**Work to complete**
Omit any picture, and return the remaining data exactly as written.

--- start of Material for the task ---

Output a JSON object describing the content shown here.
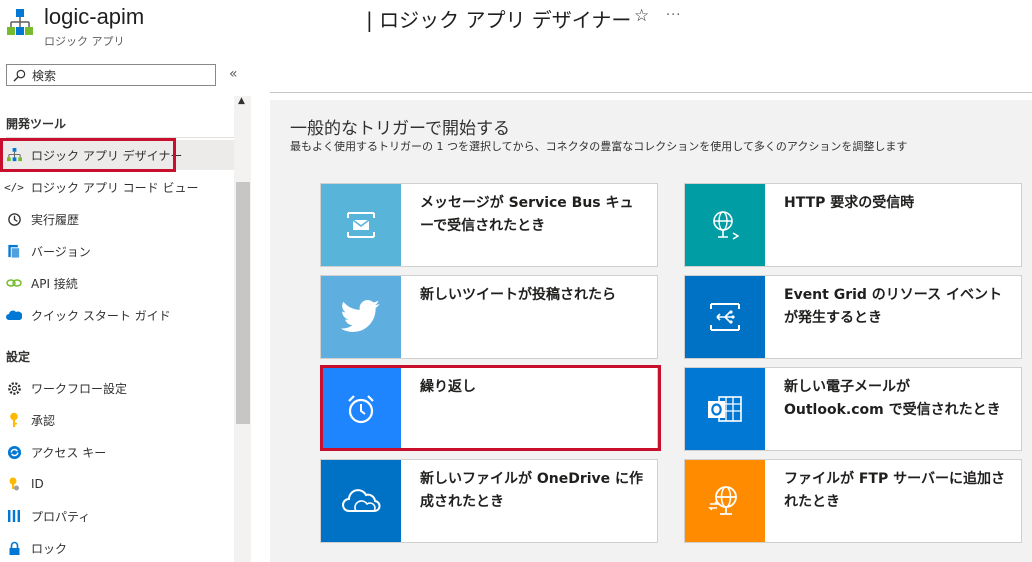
{
  "header": {
    "app_title": "logic-apim",
    "app_subtitle": "ロジック アプリ",
    "page_title": "| ロジック アプリ デザイナー",
    "star": "☆",
    "more": "···"
  },
  "search": {
    "placeholder": "検索",
    "collapse": "«"
  },
  "sidebar": {
    "sections": [
      {
        "title": "開発ツール"
      },
      {
        "title": "設定"
      }
    ],
    "items": [
      {
        "label": "ロジック アプリ デザイナー",
        "icon": "logic-app-icon",
        "active": true
      },
      {
        "label": "ロジック アプリ コード ビュー",
        "icon": "code-icon"
      },
      {
        "label": "実行履歴",
        "icon": "history-icon"
      },
      {
        "label": "バージョン",
        "icon": "versions-icon"
      },
      {
        "label": "API 接続",
        "icon": "link-icon"
      },
      {
        "label": "クイック スタート ガイド",
        "icon": "cloud-icon"
      },
      {
        "label": "ワークフロー設定",
        "icon": "gear-icon"
      },
      {
        "label": "承認",
        "icon": "key-icon"
      },
      {
        "label": "アクセス キー",
        "icon": "access-keys-icon"
      },
      {
        "label": "ID",
        "icon": "identity-icon"
      },
      {
        "label": "プロパティ",
        "icon": "properties-icon"
      },
      {
        "label": "ロック",
        "icon": "lock-icon"
      }
    ]
  },
  "designer": {
    "title": "一般的なトリガーで開始する",
    "subtitle": "最もよく使用するトリガーの 1 つを選択してから、コネクタの豊富なコレクションを使用して多くのアクションを調整します",
    "cards": [
      {
        "label": "メッセージが Service Bus キューで受信されたとき",
        "icon": "service-bus-icon",
        "color": "#59b4d9"
      },
      {
        "label": "HTTP 要求の受信時",
        "icon": "http-globe-icon",
        "color": "#009da5"
      },
      {
        "label": "新しいツイートが投稿されたら",
        "icon": "twitter-icon",
        "color": "#5eaee0"
      },
      {
        "label": "Event Grid のリソース イベントが発生するとき",
        "icon": "event-grid-icon",
        "color": "#0072c6"
      },
      {
        "label": "繰り返し",
        "icon": "recurrence-clock-icon",
        "color": "#1f85ff"
      },
      {
        "label": "新しい電子メールが Outlook.com で受信されたとき",
        "icon": "outlook-icon",
        "color": "#0078d4"
      },
      {
        "label": "新しいファイルが OneDrive に作成されたとき",
        "icon": "onedrive-icon",
        "color": "#0072c6"
      },
      {
        "label": "ファイルが FTP サーバーに追加されたとき",
        "icon": "ftp-icon",
        "color": "#ff8c00"
      }
    ]
  }
}
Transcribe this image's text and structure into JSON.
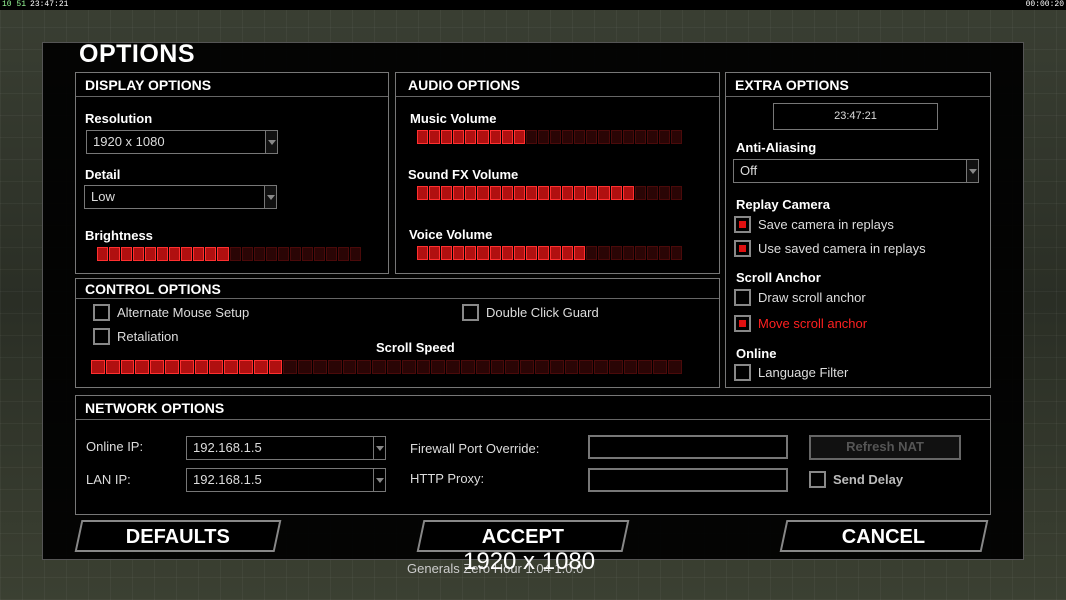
{
  "topbar": {
    "left_status": "10 51",
    "left_clock": "23:47:21",
    "right_clock": "00:00:20"
  },
  "title": "OPTIONS",
  "display": {
    "header": "DISPLAY OPTIONS",
    "resolution_label": "Resolution",
    "resolution_value": "1920 x 1080",
    "detail_label": "Detail",
    "detail_value": "Low",
    "brightness_label": "Brightness",
    "brightness_level": 0.5
  },
  "audio": {
    "header": "AUDIO OPTIONS",
    "music_label": "Music Volume",
    "music_level": 0.41,
    "sfx_label": "Sound FX Volume",
    "sfx_level": 0.8,
    "voice_label": "Voice Volume",
    "voice_level": 0.63
  },
  "extra": {
    "header": "EXTRA OPTIONS",
    "clock": "23:47:21",
    "aa_label": "Anti-Aliasing",
    "aa_value": "Off",
    "replay_label": "Replay Camera",
    "save_camera": "Save camera in replays",
    "use_camera": "Use saved camera in replays",
    "scroll_anchor_label": "Scroll Anchor",
    "draw_anchor": "Draw scroll anchor",
    "move_anchor": "Move scroll anchor",
    "online_label": "Online",
    "language_filter": "Language Filter"
  },
  "control": {
    "header": "CONTROL OPTIONS",
    "alt_mouse": "Alternate Mouse Setup",
    "retaliation": "Retaliation",
    "double_click": "Double Click Guard",
    "scroll_speed_label": "Scroll Speed",
    "scroll_level": 0.32
  },
  "network": {
    "header": "NETWORK OPTIONS",
    "online_ip_label": "Online IP:",
    "online_ip": "192.168.1.5",
    "lan_ip_label": "LAN IP:",
    "lan_ip": "192.168.1.5",
    "firewall_label": "Firewall Port Override:",
    "proxy_label": "HTTP Proxy:",
    "refresh_nat": "Refresh NAT",
    "send_delay": "Send Delay"
  },
  "buttons": {
    "defaults": "DEFAULTS",
    "accept": "ACCEPT",
    "cancel": "CANCEL"
  },
  "footer": {
    "resolution": "1920 x 1080",
    "version": "Generals Zero Hour 1.04 1.0.0"
  },
  "colors": {
    "slider_on": "#b01010",
    "checkbox_on": "#e01010",
    "highlight_text": "#ff2020"
  }
}
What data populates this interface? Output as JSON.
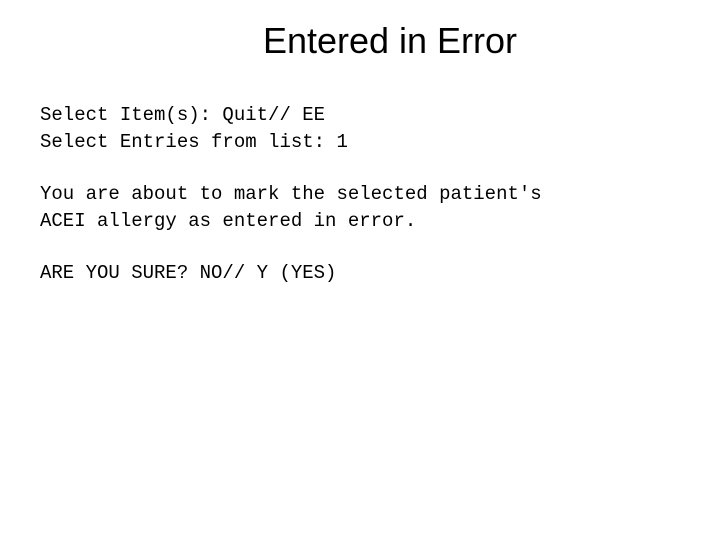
{
  "title": "Entered in Error",
  "lines": {
    "select_items": "Select Item(s): Quit// EE",
    "select_entries": "Select Entries from list: 1",
    "confirm_1": "You are about to mark the selected patient's",
    "confirm_2": "ACEI allergy as entered in error.",
    "sure": "ARE YOU SURE? NO// Y  (YES)"
  }
}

--- end of Material for the task ---

**Written response**
Output a JSON object describing the content shown here.
{
  "header": {
    "app_title": "logic-apim",
    "app_subtitle": "ロジック アプリ",
    "page_title": "| ロジック アプリ デザイナー",
    "star": "☆",
    "more": "···"
  },
  "search": {
    "placeholder": "検索",
    "collapse": "«"
  },
  "sidebar": {
    "sections": [
      {
        "title": "開発ツール"
      },
      {
        "title": "設定"
      }
    ],
    "items": [
      {
        "label": "ロジック アプリ デザイナー",
        "icon": "logic-app-icon",
        "active": true
      },
      {
        "label": "ロジック アプリ コード ビュー",
        "icon": "code-icon"
      },
      {
        "label": "実行履歴",
        "icon": "history-icon"
      },
      {
        "label": "バージョン",
        "icon": "versions-icon"
      },
      {
        "label": "API 接続",
        "icon": "link-icon"
      },
      {
        "label": "クイック スタート ガイド",
        "icon": "cloud-icon"
      },
      {
        "label": "ワークフロー設定",
        "icon": "gear-icon"
      },
      {
        "label": "承認",
        "icon": "key-icon"
      },
      {
        "label": "アクセス キー",
        "icon": "access-keys-icon"
      },
      {
        "label": "ID",
        "icon": "identity-icon"
      },
      {
        "label": "プロパティ",
        "icon": "properties-icon"
      },
      {
        "label": "ロック",
        "icon": "lock-icon"
      }
    ]
  },
  "designer": {
    "title": "一般的なトリガーで開始する",
    "subtitle": "最もよく使用するトリガーの 1 つを選択してから、コネクタの豊富なコレクションを使用して多くのアクションを調整します",
    "cards": [
      {
        "label": "メッセージが Service Bus キューで受信されたとき",
        "icon": "service-bus-icon",
        "color": "#59b4d9"
      },
      {
        "label": "HTTP 要求の受信時",
        "icon": "http-globe-icon",
        "color": "#009da5"
      },
      {
        "label": "新しいツイートが投稿されたら",
        "icon": "twitter-icon",
        "color": "#5eaee0"
      },
      {
        "label": "Event Grid のリソース イベントが発生するとき",
        "icon": "event-grid-icon",
        "color": "#0072c6"
      },
      {
        "label": "繰り返し",
        "icon": "recurrence-clock-icon",
        "color": "#1f85ff"
      },
      {
        "label": "新しい電子メールが Outlook.com で受信されたとき",
        "icon": "outlook-icon",
        "color": "#0078d4"
      },
      {
        "label": "新しいファイルが OneDrive に作成されたとき",
        "icon": "onedrive-icon",
        "color": "#0072c6"
      },
      {
        "label": "ファイルが FTP サーバーに追加されたとき",
        "icon": "ftp-icon",
        "color": "#ff8c00"
      }
    ]
  }
}
Transcribe this image's text and structure into JSON.
{
  "topbar": {
    "left_status": "10 51",
    "left_clock": "23:47:21",
    "right_clock": "00:00:20"
  },
  "title": "OPTIONS",
  "display": {
    "header": "DISPLAY OPTIONS",
    "resolution_label": "Resolution",
    "resolution_value": "1920 x 1080",
    "detail_label": "Detail",
    "detail_value": "Low",
    "brightness_label": "Brightness",
    "brightness_level": 0.5
  },
  "audio": {
    "header": "AUDIO OPTIONS",
    "music_label": "Music Volume",
    "music_level": 0.41,
    "sfx_label": "Sound FX Volume",
    "sfx_level": 0.8,
    "voice_label": "Voice Volume",
    "voice_level": 0.63
  },
  "extra": {
    "header": "EXTRA OPTIONS",
    "clock": "23:47:21",
    "aa_label": "Anti-Aliasing",
    "aa_value": "Off",
    "replay_label": "Replay Camera",
    "save_camera": "Save camera in replays",
    "use_camera": "Use saved camera in replays",
    "scroll_anchor_label": "Scroll Anchor",
    "draw_anchor": "Draw scroll anchor",
    "move_anchor": "Move scroll anchor",
    "online_label": "Online",
    "language_filter": "Language Filter"
  },
  "control": {
    "header": "CONTROL OPTIONS",
    "alt_mouse": "Alternate Mouse Setup",
    "retaliation": "Retaliation",
    "double_click": "Double Click Guard",
    "scroll_speed_label": "Scroll Speed",
    "scroll_level": 0.32
  },
  "network": {
    "header": "NETWORK OPTIONS",
    "online_ip_label": "Online IP:",
    "online_ip": "192.168.1.5",
    "lan_ip_label": "LAN IP:",
    "lan_ip": "192.168.1.5",
    "firewall_label": "Firewall Port Override:",
    "proxy_label": "HTTP Proxy:",
    "refresh_nat": "Refresh NAT",
    "send_delay": "Send Delay"
  },
  "buttons": {
    "defaults": "DEFAULTS",
    "accept": "ACCEPT",
    "cancel": "CANCEL"
  },
  "footer": {
    "resolution": "1920 x 1080",
    "version": "Generals Zero Hour 1.04 1.0.0"
  },
  "colors": {
    "slider_on": "#b01010",
    "checkbox_on": "#e01010",
    "highlight_text": "#ff2020"
  }
}
What data populates this interface? Output as JSON.
{
  "title": "Entered in Error",
  "lines": {
    "select_items": "Select Item(s): Quit// EE",
    "select_entries": "Select Entries from list: 1",
    "confirm_1": "You are about to mark the selected patient's",
    "confirm_2": "ACEI allergy as entered in error.",
    "sure": "ARE YOU SURE? NO// Y  (YES)"
  }
}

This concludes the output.